▶ **TO BE DONE**:
Leaving the pictures aside, transcribe every line below exactly.

▶ **DATA SHOWN**:
········

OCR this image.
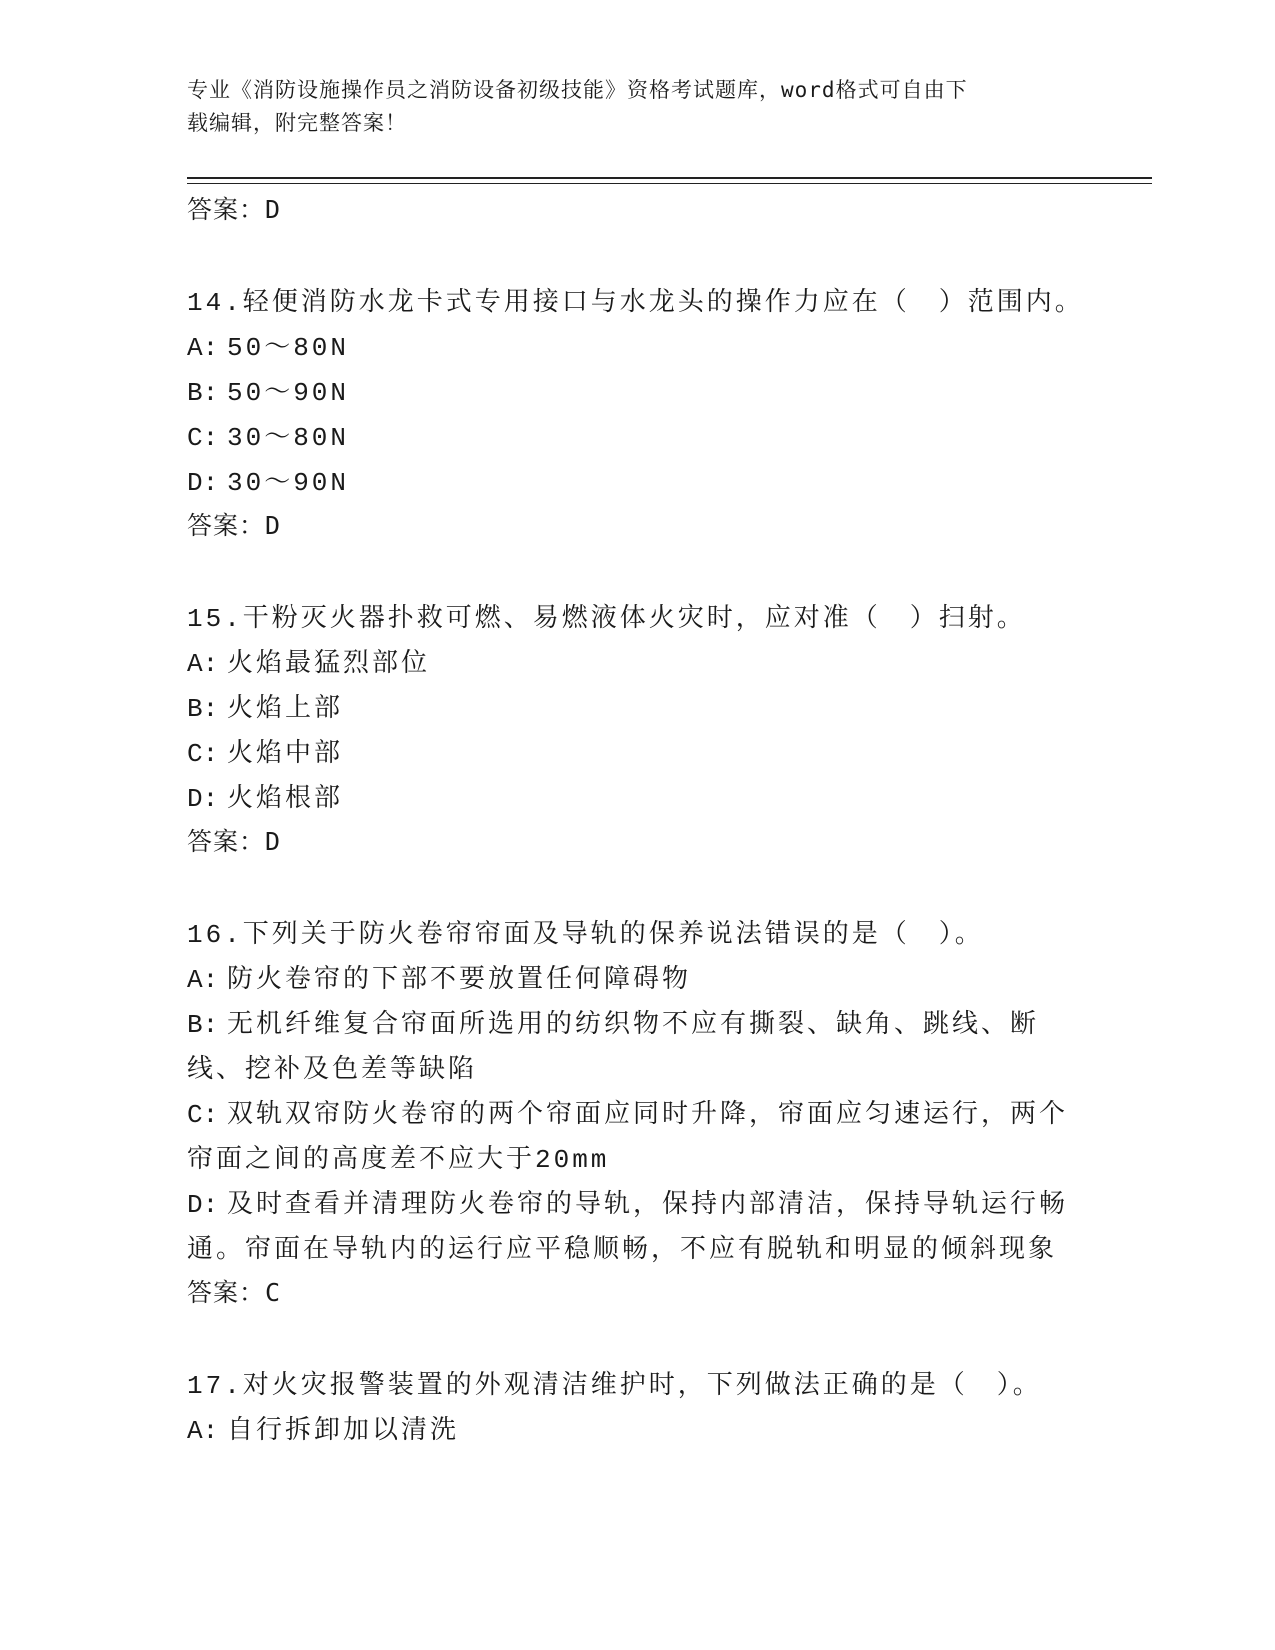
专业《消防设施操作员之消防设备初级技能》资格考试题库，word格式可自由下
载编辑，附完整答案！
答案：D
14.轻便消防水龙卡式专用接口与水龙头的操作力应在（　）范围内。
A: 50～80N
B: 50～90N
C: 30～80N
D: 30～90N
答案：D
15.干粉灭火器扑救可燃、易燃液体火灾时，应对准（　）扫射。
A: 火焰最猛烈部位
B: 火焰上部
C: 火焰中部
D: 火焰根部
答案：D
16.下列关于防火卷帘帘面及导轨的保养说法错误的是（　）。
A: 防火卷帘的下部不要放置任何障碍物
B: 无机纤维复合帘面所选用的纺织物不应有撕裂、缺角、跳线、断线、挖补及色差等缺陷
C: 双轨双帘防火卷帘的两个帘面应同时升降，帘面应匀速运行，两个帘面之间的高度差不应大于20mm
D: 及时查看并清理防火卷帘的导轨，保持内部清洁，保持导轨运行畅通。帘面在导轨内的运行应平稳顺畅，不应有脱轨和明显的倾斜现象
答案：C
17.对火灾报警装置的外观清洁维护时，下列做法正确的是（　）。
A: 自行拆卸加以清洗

········

▶ **TASK RESULT**:
OCR this image.
专业《消防设施操作员之消防设备初级技能》资格考试题库，word格式可自由下
载编辑，附完整答案！
答案：D
14.轻便消防水龙卡式专用接口与水龙头的操作力应在（　）范围内。
A: 50～80N
B: 50～90N
C: 30～80N
D: 30～90N
答案：D
15.干粉灭火器扑救可燃、易燃液体火灾时，应对准（　）扫射。
A: 火焰最猛烈部位
B: 火焰上部
C: 火焰中部
D: 火焰根部
答案：D
16.下列关于防火卷帘帘面及导轨的保养说法错误的是（　）。
A: 防火卷帘的下部不要放置任何障碍物
B: 无机纤维复合帘面所选用的纺织物不应有撕裂、缺角、跳线、断线、挖补及色差等缺陷
C: 双轨双帘防火卷帘的两个帘面应同时升降，帘面应匀速运行，两个帘面之间的高度差不应大于20mm
D: 及时查看并清理防火卷帘的导轨，保持内部清洁，保持导轨运行畅通。帘面在导轨内的运行应平稳顺畅，不应有脱轨和明显的倾斜现象
答案：C
17.对火灾报警装置的外观清洁维护时，下列做法正确的是（　）。
A: 自行拆卸加以清洗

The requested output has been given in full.